THINGS TO DO
a – Copy out the passage from the JavaScript callback thread, starting at "Your doSomething() function" and ending at "do with val.".
b – List each distinct name that the JavaScript callback thread gives to a function declared with the `function` keyword.

DOCUMENT TEXT
JavaScript Functions , return undefined - javascript

Hello Everyone hope you all doing great ,
this is my code , function with name and callback
taking the name to callback function to make return the name and console.log it
if i
function doSomething(name,callback) {
callback(name);
}
function foo(n) {
return n;
}
var val = doSomething("TEST",foo);
console.log(val);
i got undefined .
if i
function doSomething(name,callback) {
callback(name);
}
function foo(n) {
console.log(n);
}
var val = doSomething("TEST",foo);
that works fine and console.log the TEST name .
So why the return not working ?
thanks

Your doSomething() function doesn't return anything, which means an assignment using it will be undefined. But, that's not really the problem here.
The underlying problem is that you seem to be mixing two different data processing patterns here: if you're writing purely synchronous code, then use returning functions (which immediately return some value). If you need asynchronous code, then use a callback (which will "eventually" do something). Mixing those two patterns is a recipe for problems and frustration:
Either:
don't name your function a "callback", and have it return its processed value, or
make the callback responsible for doing whatever it is you were going to do with val.
Case 1:
function doSomething(data, processor) {
return processor(data);
}
function passThrough(v) { return v; }
var val = doSomething("test", passThrough);
// immediately use "val" here in for whatever thing you need to do.
Case 2:
function doSomething(data, callback) {
// _eventually_ a callback happens - for instance, this
// function pulls some data from a database, which is one
// of those inherently asynchronous tasks. Let's fake that
// with a timeout for demonstration purposes:
setTimemout(() => callback(data), 500);
}
function handleData(val) {
// use "val" here in for whatever thing you need to do. Eventually.
}
doSomething("test", handleData);
And if you want to go with case 2, you really want to have a look at "Promises" and async/await in modern Javascript, which are highly improved approaches based on the idea of "calling back once there is something to call back about".
2021 edit: a third option since original writing this answer is to use the async/await pattern, which is syntactic sugar around Promises.
Case 3:
async function doSomething(input) {
// we're still _eventually_ returning something,
// but we're now exploiting `async` to wrap a promise,
// which lets us write normal-looking code, even if what
// we're really doing is returning a Promise object,
// with the "await" keyword auto-unpacking that for us.
return someModernAsyncAPI.getThing(input);
}
function handleData(val) {
// ...
}
async function run() {
const data = await doSomething("test");
handleData(data);
}
run();

function doSomething(name,callback) {
callback(name);
}
function foo(n) {
console.log(n);
return n;
}
var val = doSomething("TEST",foo);
Take a look at above code. When you call doSomething, which internally executes foo it prints on the console because thats what console.log is for. However, after this statement it returns n as well which then is received in doSomething. But its not being returned. To put it simply, what you are mainly doing is
function doSomething(name,callback) {
const returnValue = callback(name);
}
If you call the above method, it will return undefined. To make it return correct value, you have to call "return returnValue". Similary you have to say
return callback(name)
Hope this helps.

ENTRIES SHOWN
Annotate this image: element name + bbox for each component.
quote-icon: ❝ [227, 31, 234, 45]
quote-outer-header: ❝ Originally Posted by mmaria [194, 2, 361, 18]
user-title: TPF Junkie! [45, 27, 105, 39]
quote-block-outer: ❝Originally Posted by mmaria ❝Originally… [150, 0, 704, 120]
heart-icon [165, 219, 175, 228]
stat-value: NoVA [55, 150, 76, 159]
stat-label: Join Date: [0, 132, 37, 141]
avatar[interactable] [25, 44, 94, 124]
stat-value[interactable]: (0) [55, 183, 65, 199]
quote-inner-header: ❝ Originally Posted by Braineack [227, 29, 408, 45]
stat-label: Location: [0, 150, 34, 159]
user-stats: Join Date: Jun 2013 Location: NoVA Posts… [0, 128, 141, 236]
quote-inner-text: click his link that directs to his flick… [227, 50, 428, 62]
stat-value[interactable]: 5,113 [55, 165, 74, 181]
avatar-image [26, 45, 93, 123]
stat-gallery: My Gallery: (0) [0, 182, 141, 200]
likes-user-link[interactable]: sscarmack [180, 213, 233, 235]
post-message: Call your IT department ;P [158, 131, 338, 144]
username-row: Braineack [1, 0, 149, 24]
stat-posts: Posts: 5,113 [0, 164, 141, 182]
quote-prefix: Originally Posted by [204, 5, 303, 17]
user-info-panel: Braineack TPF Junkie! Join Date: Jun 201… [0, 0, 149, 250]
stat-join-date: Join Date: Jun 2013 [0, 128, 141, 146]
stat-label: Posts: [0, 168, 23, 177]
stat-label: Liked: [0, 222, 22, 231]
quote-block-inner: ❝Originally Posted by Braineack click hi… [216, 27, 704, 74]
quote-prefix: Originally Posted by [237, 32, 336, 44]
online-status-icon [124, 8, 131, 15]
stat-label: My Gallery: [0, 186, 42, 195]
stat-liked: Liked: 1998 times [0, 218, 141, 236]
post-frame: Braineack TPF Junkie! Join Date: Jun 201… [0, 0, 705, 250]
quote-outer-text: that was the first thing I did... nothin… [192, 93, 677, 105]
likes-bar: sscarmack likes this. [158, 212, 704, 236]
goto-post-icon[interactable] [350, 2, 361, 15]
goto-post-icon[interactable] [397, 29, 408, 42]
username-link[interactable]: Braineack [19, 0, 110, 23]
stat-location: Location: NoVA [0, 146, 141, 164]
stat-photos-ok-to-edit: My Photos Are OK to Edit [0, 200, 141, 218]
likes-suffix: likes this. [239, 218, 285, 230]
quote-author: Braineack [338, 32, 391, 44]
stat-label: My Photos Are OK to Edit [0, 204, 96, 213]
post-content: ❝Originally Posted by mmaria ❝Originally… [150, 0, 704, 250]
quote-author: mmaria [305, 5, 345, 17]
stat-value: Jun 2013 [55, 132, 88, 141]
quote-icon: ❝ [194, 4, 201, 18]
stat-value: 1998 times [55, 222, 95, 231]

COMPLETED EXERCISE
a –
Your doSomething() function doesn't return anything, which means an assignment using it will be undefined. But, that's not really the problem here.
The underlying problem is that you seem to be mixing two different data processing patterns here: if you're writing purely synchronous code, then use returning functions (which immediately return some value). If you need asynchronous code, then use a callback (which will "eventually" do something). Mixing those two patterns is a recipe for problems and frustration:
Either:
don't name your function a "callback", and have it return its processed value, or
make the callback responsible for doing whatever it is you were going to do with val.

b – doSomething, foo, passThrough, handleData, run